In how many lines of the data does the word "JSON" appear? Give the number by itself.

* * * * * * * * *

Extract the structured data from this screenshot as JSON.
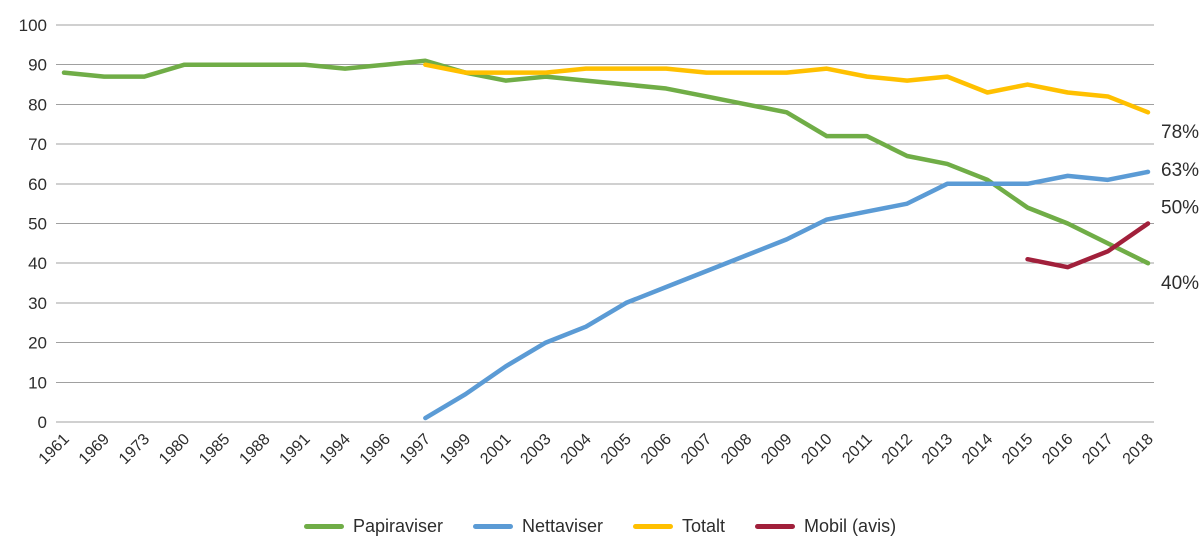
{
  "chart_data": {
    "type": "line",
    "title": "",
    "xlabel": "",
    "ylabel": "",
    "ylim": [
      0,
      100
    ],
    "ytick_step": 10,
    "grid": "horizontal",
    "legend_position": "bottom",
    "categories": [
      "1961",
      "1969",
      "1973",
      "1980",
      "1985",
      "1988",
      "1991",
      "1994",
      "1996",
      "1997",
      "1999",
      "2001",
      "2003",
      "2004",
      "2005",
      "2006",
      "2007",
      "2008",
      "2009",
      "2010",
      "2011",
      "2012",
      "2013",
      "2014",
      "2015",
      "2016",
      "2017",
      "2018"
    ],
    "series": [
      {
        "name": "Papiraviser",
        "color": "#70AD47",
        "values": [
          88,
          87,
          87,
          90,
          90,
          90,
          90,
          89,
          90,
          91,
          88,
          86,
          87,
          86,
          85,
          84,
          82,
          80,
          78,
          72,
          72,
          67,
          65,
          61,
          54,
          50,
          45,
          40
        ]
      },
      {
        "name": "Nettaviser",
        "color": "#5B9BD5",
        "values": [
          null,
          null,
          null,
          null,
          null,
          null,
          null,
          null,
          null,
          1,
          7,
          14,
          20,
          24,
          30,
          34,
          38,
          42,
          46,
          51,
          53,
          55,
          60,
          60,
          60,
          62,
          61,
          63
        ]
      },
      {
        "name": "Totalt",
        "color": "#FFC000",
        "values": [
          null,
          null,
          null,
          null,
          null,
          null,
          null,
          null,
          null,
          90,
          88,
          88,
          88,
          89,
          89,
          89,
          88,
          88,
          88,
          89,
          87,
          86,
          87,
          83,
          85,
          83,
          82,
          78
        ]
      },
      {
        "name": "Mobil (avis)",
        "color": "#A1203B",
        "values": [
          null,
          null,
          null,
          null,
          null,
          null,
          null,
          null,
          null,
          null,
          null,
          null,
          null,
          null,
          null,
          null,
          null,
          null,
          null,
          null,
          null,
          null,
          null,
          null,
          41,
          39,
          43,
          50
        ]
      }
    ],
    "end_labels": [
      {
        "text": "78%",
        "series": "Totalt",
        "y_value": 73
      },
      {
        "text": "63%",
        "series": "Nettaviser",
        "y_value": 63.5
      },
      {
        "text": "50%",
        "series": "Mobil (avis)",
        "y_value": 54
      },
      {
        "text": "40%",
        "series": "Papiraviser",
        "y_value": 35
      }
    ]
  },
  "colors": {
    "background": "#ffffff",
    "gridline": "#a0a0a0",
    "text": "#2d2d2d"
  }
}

* * * * * * * * *

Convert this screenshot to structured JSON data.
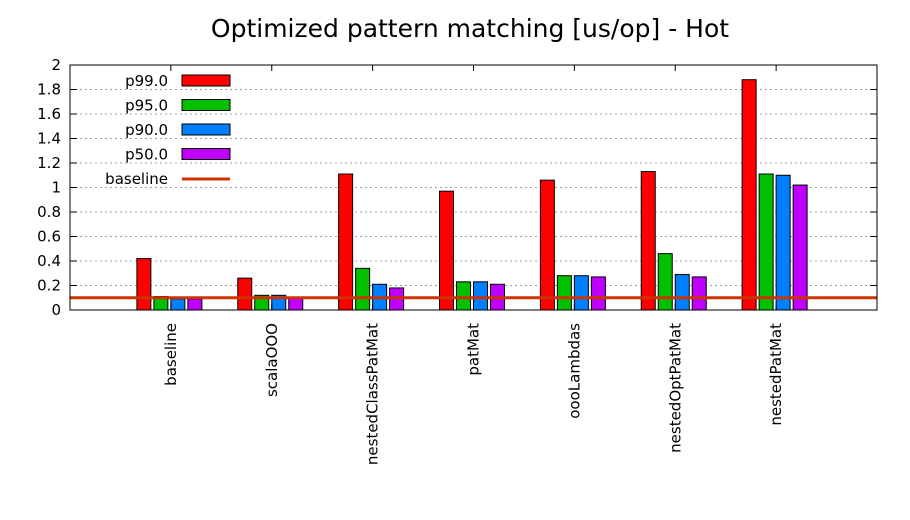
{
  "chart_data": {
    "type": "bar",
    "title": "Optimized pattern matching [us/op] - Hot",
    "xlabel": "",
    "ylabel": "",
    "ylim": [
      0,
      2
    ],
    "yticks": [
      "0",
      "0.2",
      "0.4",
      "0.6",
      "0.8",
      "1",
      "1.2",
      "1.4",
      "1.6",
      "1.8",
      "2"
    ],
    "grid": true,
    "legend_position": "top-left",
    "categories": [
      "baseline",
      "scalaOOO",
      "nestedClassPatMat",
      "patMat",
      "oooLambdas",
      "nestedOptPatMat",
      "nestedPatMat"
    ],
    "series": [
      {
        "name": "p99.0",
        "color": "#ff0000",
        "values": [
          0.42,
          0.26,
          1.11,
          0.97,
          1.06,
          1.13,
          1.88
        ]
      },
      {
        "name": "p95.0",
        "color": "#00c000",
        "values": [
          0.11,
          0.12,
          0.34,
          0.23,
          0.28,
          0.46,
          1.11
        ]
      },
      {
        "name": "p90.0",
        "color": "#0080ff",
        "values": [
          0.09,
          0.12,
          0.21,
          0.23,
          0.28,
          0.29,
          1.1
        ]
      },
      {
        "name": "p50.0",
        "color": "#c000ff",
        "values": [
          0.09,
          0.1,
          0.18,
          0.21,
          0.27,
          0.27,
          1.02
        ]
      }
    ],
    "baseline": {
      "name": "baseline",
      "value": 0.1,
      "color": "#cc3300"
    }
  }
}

* * * * * * * * *

* **WRITTEN ANSWER**
2